▶ [JOB]:
Go through the material below, count the lines with the word "structured", and reply with the count alone.
### ITEMS
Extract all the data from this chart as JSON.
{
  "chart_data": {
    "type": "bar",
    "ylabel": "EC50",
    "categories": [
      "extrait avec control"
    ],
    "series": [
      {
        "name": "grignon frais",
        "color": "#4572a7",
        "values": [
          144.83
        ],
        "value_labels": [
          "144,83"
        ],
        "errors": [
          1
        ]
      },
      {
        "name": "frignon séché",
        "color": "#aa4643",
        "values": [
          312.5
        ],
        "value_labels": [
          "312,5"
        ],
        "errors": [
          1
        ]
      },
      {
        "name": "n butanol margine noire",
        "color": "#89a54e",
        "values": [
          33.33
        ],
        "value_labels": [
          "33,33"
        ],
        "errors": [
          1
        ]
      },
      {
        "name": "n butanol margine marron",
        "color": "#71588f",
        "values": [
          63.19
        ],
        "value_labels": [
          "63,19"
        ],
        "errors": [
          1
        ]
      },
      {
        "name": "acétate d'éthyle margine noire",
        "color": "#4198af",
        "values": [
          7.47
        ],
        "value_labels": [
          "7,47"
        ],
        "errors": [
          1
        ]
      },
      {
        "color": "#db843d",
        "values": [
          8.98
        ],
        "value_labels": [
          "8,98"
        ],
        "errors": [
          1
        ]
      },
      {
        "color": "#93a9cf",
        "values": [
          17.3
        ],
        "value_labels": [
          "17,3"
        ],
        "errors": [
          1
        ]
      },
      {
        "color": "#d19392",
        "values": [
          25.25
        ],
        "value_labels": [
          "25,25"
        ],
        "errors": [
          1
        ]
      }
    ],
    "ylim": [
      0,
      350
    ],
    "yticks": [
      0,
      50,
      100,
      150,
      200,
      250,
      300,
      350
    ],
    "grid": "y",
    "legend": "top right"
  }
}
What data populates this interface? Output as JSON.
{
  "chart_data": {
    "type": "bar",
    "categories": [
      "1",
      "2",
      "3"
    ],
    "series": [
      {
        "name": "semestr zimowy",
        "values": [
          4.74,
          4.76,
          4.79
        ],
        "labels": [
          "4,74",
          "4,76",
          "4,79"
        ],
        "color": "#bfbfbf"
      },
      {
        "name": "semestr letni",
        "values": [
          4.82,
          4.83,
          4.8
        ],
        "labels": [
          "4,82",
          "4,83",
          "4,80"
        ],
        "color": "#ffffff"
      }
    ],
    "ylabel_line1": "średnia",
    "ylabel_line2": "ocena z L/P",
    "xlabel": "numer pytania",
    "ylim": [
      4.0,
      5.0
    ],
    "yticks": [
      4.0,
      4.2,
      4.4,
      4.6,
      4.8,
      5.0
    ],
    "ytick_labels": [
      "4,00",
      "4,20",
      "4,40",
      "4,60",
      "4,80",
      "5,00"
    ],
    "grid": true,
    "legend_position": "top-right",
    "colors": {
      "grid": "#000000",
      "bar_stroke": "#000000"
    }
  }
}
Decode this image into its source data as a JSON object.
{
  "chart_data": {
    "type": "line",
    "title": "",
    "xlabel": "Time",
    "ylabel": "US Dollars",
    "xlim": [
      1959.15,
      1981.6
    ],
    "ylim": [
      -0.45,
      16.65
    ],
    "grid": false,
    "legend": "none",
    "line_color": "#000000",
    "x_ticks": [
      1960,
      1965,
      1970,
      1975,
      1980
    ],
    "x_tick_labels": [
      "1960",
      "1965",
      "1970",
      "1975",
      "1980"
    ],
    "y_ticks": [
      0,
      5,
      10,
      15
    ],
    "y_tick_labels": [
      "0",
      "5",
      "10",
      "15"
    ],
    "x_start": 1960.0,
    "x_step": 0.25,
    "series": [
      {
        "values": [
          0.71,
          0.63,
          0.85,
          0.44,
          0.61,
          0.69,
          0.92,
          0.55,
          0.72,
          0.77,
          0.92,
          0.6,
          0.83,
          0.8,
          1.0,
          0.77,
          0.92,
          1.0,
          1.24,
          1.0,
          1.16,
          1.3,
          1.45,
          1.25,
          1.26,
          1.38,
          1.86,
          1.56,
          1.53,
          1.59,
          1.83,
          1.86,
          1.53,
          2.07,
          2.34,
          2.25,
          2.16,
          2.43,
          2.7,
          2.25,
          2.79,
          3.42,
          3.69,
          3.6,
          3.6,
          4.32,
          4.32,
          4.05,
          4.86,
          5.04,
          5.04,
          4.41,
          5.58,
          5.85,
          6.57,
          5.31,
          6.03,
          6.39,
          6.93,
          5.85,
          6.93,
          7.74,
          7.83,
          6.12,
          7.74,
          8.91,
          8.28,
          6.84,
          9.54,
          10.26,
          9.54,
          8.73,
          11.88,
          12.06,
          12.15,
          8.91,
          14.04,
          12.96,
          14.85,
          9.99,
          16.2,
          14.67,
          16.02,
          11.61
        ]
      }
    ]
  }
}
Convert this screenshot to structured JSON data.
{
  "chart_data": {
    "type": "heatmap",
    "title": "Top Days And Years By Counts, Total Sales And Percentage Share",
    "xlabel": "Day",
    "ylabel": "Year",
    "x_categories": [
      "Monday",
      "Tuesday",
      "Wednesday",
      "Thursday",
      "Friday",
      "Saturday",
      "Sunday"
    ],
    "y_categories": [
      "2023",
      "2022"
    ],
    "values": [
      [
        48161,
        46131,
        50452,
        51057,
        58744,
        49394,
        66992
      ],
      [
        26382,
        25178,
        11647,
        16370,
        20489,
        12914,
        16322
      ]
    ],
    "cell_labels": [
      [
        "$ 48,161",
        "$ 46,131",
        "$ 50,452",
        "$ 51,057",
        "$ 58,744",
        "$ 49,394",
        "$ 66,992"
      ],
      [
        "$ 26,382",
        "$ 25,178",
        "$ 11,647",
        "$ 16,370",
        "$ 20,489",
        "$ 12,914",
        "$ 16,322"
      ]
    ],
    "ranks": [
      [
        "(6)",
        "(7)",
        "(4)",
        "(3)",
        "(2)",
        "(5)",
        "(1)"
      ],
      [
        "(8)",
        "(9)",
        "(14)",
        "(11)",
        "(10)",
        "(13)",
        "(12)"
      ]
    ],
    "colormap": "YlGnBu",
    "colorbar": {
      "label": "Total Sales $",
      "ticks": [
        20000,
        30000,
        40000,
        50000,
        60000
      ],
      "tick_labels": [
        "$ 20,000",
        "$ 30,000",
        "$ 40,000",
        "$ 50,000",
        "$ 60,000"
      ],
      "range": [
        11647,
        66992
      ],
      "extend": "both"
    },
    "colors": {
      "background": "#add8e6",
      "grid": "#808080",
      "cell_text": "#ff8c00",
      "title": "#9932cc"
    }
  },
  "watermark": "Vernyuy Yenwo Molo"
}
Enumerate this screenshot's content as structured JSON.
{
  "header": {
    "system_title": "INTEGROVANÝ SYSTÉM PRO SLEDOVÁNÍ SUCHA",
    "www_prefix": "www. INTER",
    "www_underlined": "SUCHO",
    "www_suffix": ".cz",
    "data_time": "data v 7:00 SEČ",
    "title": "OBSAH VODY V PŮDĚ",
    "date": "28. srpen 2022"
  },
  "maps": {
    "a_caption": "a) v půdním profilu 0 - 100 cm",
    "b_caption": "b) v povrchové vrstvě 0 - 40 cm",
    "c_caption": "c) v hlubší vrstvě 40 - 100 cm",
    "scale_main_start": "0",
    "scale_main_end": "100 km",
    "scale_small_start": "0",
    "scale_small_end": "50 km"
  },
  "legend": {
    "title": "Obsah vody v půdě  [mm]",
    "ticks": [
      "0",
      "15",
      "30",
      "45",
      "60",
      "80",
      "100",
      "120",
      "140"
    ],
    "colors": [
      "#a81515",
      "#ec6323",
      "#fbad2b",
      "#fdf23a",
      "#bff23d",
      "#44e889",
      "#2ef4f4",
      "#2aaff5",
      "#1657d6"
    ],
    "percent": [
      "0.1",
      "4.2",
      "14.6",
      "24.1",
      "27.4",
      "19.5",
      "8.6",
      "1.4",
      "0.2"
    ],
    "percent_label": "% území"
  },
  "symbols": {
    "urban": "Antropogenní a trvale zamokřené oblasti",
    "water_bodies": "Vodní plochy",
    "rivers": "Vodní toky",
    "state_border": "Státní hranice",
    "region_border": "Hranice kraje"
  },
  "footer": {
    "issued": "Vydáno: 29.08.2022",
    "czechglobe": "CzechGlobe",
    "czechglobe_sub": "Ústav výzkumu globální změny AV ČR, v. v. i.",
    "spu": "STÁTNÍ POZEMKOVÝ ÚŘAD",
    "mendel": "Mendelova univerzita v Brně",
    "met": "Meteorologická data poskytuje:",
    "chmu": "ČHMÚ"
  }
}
######
▶ [ANSWER]:
2